Dataset records:
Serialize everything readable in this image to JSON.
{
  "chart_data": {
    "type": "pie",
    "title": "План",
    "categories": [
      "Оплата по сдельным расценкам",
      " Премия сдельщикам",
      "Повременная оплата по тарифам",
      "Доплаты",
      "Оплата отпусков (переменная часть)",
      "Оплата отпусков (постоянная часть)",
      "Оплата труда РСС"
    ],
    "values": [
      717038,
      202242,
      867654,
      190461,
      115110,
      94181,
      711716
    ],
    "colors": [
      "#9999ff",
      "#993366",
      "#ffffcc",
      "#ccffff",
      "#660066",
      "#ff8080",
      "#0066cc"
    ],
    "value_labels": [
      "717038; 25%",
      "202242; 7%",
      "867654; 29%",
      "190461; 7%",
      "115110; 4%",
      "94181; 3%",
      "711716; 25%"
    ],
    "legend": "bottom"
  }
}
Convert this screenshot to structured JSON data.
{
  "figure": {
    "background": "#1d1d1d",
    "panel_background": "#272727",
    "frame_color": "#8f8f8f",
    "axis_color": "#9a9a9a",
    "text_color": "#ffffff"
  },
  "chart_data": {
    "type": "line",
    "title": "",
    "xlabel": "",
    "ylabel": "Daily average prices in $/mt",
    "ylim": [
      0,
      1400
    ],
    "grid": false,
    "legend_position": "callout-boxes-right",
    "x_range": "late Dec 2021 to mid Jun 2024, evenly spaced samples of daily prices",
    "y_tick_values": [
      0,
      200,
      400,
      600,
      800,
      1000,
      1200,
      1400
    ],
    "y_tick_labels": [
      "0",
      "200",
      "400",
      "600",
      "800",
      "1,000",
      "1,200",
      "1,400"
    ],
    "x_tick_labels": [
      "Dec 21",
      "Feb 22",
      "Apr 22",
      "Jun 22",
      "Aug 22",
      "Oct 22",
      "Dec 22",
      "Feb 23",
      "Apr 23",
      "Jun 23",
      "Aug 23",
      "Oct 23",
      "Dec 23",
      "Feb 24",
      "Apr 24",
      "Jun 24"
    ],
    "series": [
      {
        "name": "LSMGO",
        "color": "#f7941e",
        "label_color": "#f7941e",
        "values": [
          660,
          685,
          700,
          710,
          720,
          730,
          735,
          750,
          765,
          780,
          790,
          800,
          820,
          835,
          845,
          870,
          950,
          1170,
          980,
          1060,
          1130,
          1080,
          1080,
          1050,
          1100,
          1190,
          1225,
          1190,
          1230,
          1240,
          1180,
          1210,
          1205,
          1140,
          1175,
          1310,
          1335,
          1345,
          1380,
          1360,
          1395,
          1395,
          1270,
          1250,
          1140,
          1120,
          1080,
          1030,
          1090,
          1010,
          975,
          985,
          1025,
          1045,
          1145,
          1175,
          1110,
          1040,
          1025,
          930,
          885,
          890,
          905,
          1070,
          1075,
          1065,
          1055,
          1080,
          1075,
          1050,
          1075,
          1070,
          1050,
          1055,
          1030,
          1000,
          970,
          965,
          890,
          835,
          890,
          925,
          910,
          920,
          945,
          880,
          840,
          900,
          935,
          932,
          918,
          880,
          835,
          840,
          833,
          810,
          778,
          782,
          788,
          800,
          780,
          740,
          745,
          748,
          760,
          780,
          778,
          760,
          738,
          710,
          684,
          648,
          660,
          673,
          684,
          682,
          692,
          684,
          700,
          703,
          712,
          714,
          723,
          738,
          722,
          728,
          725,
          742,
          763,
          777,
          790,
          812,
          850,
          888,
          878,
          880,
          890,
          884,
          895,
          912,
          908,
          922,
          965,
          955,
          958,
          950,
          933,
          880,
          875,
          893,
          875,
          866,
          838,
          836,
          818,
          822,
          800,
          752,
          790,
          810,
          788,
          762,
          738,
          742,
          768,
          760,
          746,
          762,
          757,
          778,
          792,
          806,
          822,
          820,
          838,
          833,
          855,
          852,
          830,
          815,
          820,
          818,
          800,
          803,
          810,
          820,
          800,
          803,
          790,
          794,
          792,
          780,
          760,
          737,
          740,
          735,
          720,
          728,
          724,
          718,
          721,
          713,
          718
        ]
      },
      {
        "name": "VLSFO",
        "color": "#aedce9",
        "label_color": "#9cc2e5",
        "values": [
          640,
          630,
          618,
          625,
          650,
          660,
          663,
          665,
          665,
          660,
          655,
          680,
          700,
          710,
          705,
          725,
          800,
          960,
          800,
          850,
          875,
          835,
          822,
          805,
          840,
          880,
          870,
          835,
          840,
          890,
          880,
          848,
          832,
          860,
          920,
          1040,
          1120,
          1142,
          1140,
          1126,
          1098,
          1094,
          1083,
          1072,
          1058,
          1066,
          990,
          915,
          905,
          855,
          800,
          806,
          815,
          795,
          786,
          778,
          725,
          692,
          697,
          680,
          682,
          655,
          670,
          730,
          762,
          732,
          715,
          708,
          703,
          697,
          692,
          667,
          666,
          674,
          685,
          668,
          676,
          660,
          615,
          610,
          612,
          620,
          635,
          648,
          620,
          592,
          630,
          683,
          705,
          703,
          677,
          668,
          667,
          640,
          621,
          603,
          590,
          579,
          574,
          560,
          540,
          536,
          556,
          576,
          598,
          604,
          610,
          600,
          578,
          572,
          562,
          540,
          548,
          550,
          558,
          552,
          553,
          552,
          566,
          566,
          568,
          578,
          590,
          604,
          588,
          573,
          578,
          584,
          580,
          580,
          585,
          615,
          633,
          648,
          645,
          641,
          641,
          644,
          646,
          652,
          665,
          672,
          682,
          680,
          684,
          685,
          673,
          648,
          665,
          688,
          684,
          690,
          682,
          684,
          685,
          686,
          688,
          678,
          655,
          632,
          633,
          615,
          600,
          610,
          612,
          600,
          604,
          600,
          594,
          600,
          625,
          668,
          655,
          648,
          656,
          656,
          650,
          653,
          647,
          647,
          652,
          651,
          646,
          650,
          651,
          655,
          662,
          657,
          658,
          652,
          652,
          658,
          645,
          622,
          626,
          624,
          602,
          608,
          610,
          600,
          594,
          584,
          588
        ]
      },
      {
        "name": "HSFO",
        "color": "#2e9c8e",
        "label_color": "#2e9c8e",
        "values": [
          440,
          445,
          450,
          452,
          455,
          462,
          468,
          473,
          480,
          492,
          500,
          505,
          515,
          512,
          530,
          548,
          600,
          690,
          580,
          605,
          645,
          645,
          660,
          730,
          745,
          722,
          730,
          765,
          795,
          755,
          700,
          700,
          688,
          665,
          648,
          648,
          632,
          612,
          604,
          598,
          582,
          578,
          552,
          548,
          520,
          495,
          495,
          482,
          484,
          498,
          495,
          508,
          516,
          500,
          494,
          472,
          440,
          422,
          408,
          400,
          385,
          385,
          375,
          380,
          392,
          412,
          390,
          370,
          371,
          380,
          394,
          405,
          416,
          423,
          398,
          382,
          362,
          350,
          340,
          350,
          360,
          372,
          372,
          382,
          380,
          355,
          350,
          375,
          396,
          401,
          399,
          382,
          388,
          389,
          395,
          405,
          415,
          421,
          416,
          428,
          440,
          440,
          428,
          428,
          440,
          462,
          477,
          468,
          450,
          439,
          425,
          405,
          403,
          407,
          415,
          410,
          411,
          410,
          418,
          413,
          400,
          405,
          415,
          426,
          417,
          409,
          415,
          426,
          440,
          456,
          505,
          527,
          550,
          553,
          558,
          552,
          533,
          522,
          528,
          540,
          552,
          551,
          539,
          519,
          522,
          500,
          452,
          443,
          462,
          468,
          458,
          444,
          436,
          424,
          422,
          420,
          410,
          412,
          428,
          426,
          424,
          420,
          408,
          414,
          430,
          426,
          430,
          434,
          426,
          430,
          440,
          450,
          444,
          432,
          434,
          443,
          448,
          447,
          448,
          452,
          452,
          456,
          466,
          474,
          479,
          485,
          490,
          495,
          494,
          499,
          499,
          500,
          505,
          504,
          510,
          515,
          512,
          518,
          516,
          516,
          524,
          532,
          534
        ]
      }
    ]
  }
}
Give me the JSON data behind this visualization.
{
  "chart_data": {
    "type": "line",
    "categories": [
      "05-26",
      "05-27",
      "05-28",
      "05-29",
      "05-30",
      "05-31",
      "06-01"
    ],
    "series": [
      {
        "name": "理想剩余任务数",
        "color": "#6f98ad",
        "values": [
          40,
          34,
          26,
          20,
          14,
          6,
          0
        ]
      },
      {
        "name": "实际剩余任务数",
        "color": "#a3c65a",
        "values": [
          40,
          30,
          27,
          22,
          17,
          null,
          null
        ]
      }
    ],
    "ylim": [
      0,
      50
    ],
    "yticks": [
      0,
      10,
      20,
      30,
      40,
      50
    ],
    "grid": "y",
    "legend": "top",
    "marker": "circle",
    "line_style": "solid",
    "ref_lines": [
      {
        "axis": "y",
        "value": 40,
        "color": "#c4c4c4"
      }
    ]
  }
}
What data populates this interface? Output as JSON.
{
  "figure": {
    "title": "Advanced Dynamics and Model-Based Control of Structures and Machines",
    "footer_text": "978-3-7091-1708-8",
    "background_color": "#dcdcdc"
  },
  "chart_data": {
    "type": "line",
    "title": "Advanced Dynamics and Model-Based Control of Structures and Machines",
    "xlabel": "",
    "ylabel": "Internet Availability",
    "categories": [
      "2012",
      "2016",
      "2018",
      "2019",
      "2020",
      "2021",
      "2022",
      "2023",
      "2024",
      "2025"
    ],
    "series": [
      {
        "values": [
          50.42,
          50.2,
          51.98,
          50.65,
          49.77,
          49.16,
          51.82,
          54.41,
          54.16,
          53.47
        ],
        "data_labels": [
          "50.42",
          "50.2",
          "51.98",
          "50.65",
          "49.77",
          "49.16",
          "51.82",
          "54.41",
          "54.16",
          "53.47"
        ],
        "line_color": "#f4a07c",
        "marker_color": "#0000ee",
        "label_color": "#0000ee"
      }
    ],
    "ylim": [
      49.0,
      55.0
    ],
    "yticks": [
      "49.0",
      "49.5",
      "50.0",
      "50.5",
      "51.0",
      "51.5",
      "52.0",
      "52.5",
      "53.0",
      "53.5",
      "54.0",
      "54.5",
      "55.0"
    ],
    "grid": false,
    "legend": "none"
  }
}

Instructions for the task:
Copy and report every line where the word "ylabel" is present.

Answer to this problem:
    "ylabel": "Daily average prices in $/mt",
    "ylabel": "Internet Availability",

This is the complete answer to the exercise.